EXERCISE PROMPT
Find each line containing the string "Высокий". Copy it.

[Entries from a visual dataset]
——
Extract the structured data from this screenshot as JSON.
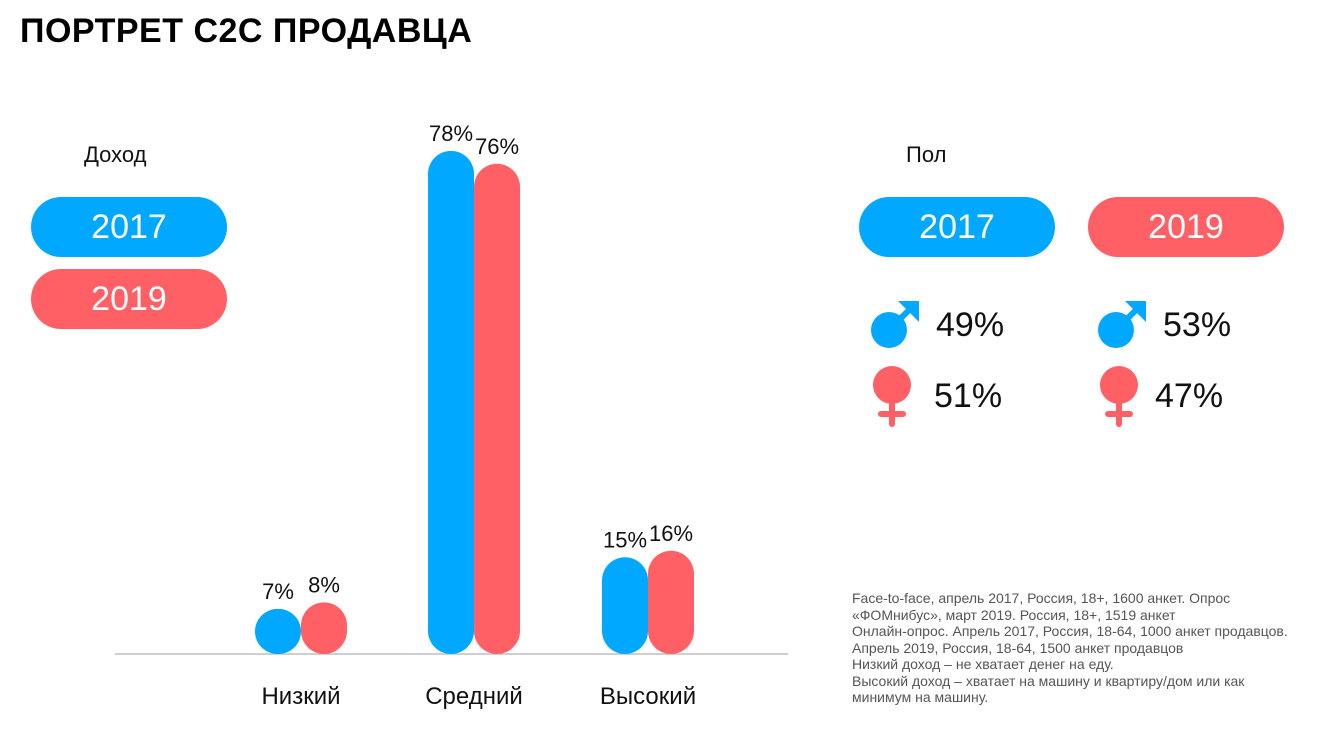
{
  "page": {
    "title": "ПОРТРЕТ C2C ПРОДАВЦА"
  },
  "colors": {
    "year_2017": "#00a8ff",
    "year_2019": "#ff6065",
    "axis": "#bfbfbf"
  },
  "income": {
    "label": "Доход",
    "legend": [
      "2017",
      "2019"
    ]
  },
  "gender": {
    "label": "Пол",
    "columns": [
      {
        "year": "2017",
        "male": "49%",
        "female": "51%"
      },
      {
        "year": "2019",
        "male": "53%",
        "female": "47%"
      }
    ],
    "icons": {
      "male": "male-icon",
      "female": "female-icon"
    }
  },
  "notes": [
    "Face-to-face, апрель 2017, Россия, 18+, 1600 анкет. Опрос",
    "«ФОМнибус», март 2019. Россия, 18+, 1519 анкет",
    "Онлайн-опрос. Апрель 2017, Россия, 18-64, 1000 анкет продавцов.",
    "Апрель 2019, Россия, 18-64, 1500 анкет продавцов",
    "Низкий доход – не хватает денег на еду.",
    "Высокий доход – хватает на машину и квартиру/дом или как",
    "минимум на машину."
  ],
  "chart_data": {
    "type": "bar",
    "categories": [
      "Низкий",
      "Средний",
      "Высокий"
    ],
    "series": [
      {
        "name": "2017",
        "values": [
          7,
          78,
          15
        ],
        "labels": [
          "7%",
          "78%",
          "15%"
        ]
      },
      {
        "name": "2019",
        "values": [
          8,
          76,
          16
        ],
        "labels": [
          "8%",
          "76%",
          "16%"
        ]
      }
    ],
    "ylim": [
      0,
      80
    ],
    "grid": false,
    "legend": "left"
  }
}
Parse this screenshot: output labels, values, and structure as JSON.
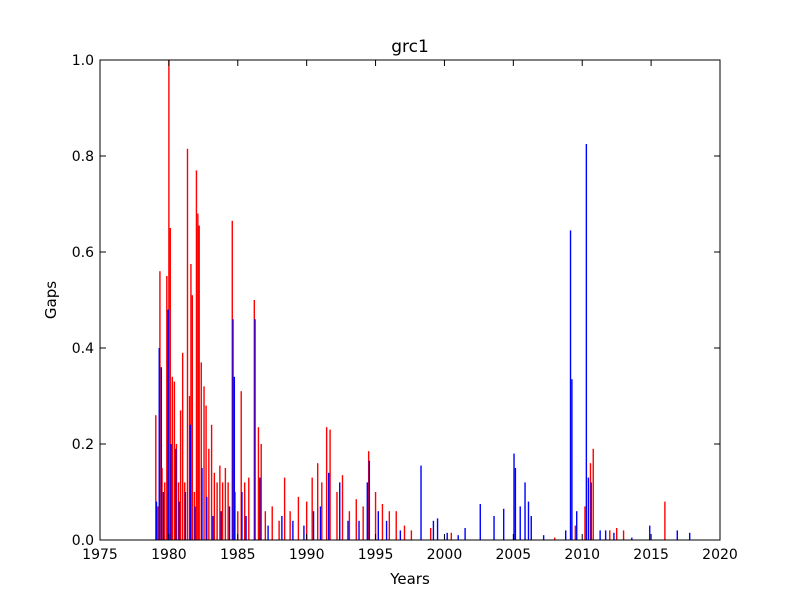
{
  "chart_data": {
    "type": "bar",
    "title": "grc1",
    "xlabel": "Years",
    "ylabel": "Gaps",
    "xlim": [
      1975,
      2020
    ],
    "ylim": [
      0,
      1.0
    ],
    "xticks": [
      1975,
      1980,
      1985,
      1990,
      1995,
      2000,
      2005,
      2010,
      2015,
      2020
    ],
    "xtick_labels": [
      "1975",
      "1980",
      "1985",
      "1990",
      "1995",
      "2000",
      "2005",
      "2010",
      "2015",
      "2020"
    ],
    "yticks": [
      0.0,
      0.2,
      0.4,
      0.6,
      0.8,
      1.0
    ],
    "ytick_labels": [
      "0.0",
      "0.2",
      "0.4",
      "0.6",
      "0.8",
      "1.0"
    ],
    "grid": false,
    "legend": "none",
    "series": [
      {
        "color": "#ff0000",
        "points": [
          [
            1979.05,
            0.26
          ],
          [
            1979.2,
            0.07
          ],
          [
            1979.35,
            0.56
          ],
          [
            1979.5,
            0.15
          ],
          [
            1979.7,
            0.12
          ],
          [
            1979.85,
            0.55
          ],
          [
            1980.0,
            1.0
          ],
          [
            1980.1,
            0.65
          ],
          [
            1980.25,
            0.34
          ],
          [
            1980.4,
            0.33
          ],
          [
            1980.55,
            0.2
          ],
          [
            1980.7,
            0.12
          ],
          [
            1980.85,
            0.27
          ],
          [
            1981.0,
            0.39
          ],
          [
            1981.15,
            0.12
          ],
          [
            1981.35,
            0.815
          ],
          [
            1981.5,
            0.3
          ],
          [
            1981.6,
            0.575
          ],
          [
            1981.7,
            0.51
          ],
          [
            1981.85,
            0.1
          ],
          [
            1982.0,
            0.77
          ],
          [
            1982.1,
            0.68
          ],
          [
            1982.2,
            0.655
          ],
          [
            1982.35,
            0.37
          ],
          [
            1982.55,
            0.32
          ],
          [
            1982.7,
            0.28
          ],
          [
            1982.9,
            0.19
          ],
          [
            1983.1,
            0.24
          ],
          [
            1983.3,
            0.14
          ],
          [
            1983.5,
            0.12
          ],
          [
            1983.7,
            0.155
          ],
          [
            1983.9,
            0.12
          ],
          [
            1984.1,
            0.15
          ],
          [
            1984.3,
            0.12
          ],
          [
            1984.6,
            0.665
          ],
          [
            1984.8,
            0.1
          ],
          [
            1985.0,
            0.06
          ],
          [
            1985.25,
            0.31
          ],
          [
            1985.5,
            0.12
          ],
          [
            1985.8,
            0.13
          ],
          [
            1986.2,
            0.5
          ],
          [
            1986.5,
            0.235
          ],
          [
            1986.7,
            0.2
          ],
          [
            1987.0,
            0.06
          ],
          [
            1987.5,
            0.07
          ],
          [
            1988.0,
            0.04
          ],
          [
            1988.4,
            0.13
          ],
          [
            1988.8,
            0.06
          ],
          [
            1989.4,
            0.09
          ],
          [
            1990.0,
            0.08
          ],
          [
            1990.4,
            0.13
          ],
          [
            1990.8,
            0.16
          ],
          [
            1991.1,
            0.12
          ],
          [
            1991.45,
            0.235
          ],
          [
            1991.7,
            0.23
          ],
          [
            1992.2,
            0.1
          ],
          [
            1992.6,
            0.135
          ],
          [
            1993.1,
            0.06
          ],
          [
            1993.6,
            0.085
          ],
          [
            1994.1,
            0.07
          ],
          [
            1994.5,
            0.185
          ],
          [
            1995.0,
            0.1
          ],
          [
            1995.5,
            0.075
          ],
          [
            1996.0,
            0.06
          ],
          [
            1996.5,
            0.06
          ],
          [
            1997.1,
            0.03
          ],
          [
            1997.6,
            0.02
          ],
          [
            1999.0,
            0.025
          ],
          [
            2000.5,
            0.015
          ],
          [
            2008.0,
            0.005
          ],
          [
            2009.5,
            0.03
          ],
          [
            2010.2,
            0.07
          ],
          [
            2010.6,
            0.16
          ],
          [
            2010.8,
            0.19
          ],
          [
            2012.0,
            0.02
          ],
          [
            2012.5,
            0.025
          ],
          [
            2013.0,
            0.02
          ],
          [
            2016.0,
            0.08
          ]
        ]
      },
      {
        "color": "#0000ff",
        "points": [
          [
            1979.1,
            0.08
          ],
          [
            1979.3,
            0.4
          ],
          [
            1979.45,
            0.36
          ],
          [
            1979.6,
            0.1
          ],
          [
            1979.95,
            0.48
          ],
          [
            1980.15,
            0.2
          ],
          [
            1980.5,
            0.19
          ],
          [
            1980.75,
            0.08
          ],
          [
            1981.2,
            0.1
          ],
          [
            1981.55,
            0.24
          ],
          [
            1981.9,
            0.07
          ],
          [
            1982.4,
            0.15
          ],
          [
            1982.75,
            0.09
          ],
          [
            1983.2,
            0.05
          ],
          [
            1983.8,
            0.06
          ],
          [
            1984.4,
            0.07
          ],
          [
            1984.65,
            0.46
          ],
          [
            1984.75,
            0.34
          ],
          [
            1985.3,
            0.1
          ],
          [
            1985.6,
            0.05
          ],
          [
            1986.25,
            0.46
          ],
          [
            1986.6,
            0.13
          ],
          [
            1987.2,
            0.03
          ],
          [
            1988.2,
            0.05
          ],
          [
            1989.0,
            0.04
          ],
          [
            1989.8,
            0.03
          ],
          [
            1990.5,
            0.06
          ],
          [
            1991.0,
            0.07
          ],
          [
            1991.6,
            0.14
          ],
          [
            1992.4,
            0.12
          ],
          [
            1993.0,
            0.04
          ],
          [
            1993.8,
            0.04
          ],
          [
            1994.4,
            0.12
          ],
          [
            1994.55,
            0.165
          ],
          [
            1995.2,
            0.06
          ],
          [
            1995.8,
            0.04
          ],
          [
            1996.8,
            0.02
          ],
          [
            1998.3,
            0.155
          ],
          [
            1999.2,
            0.04
          ],
          [
            1999.5,
            0.045
          ],
          [
            2000.2,
            0.015
          ],
          [
            2001.0,
            0.01
          ],
          [
            2001.5,
            0.025
          ],
          [
            2002.6,
            0.075
          ],
          [
            2003.6,
            0.05
          ],
          [
            2004.3,
            0.065
          ],
          [
            2005.05,
            0.18
          ],
          [
            2005.15,
            0.15
          ],
          [
            2005.5,
            0.07
          ],
          [
            2005.85,
            0.12
          ],
          [
            2006.1,
            0.08
          ],
          [
            2006.3,
            0.05
          ],
          [
            2007.2,
            0.01
          ],
          [
            2008.8,
            0.02
          ],
          [
            2009.15,
            0.645
          ],
          [
            2009.25,
            0.335
          ],
          [
            2009.6,
            0.06
          ],
          [
            2010.3,
            0.825
          ],
          [
            2010.45,
            0.13
          ],
          [
            2010.65,
            0.12
          ],
          [
            2011.3,
            0.02
          ],
          [
            2011.7,
            0.02
          ],
          [
            2012.3,
            0.015
          ],
          [
            2013.6,
            0.005
          ],
          [
            2014.9,
            0.03
          ],
          [
            2016.9,
            0.02
          ],
          [
            2017.8,
            0.015
          ]
        ]
      }
    ]
  }
}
——
EXPECTED ANSWER
    "Высокий доход – хватает на машину и квартиру/дом или как",
      "Высокий"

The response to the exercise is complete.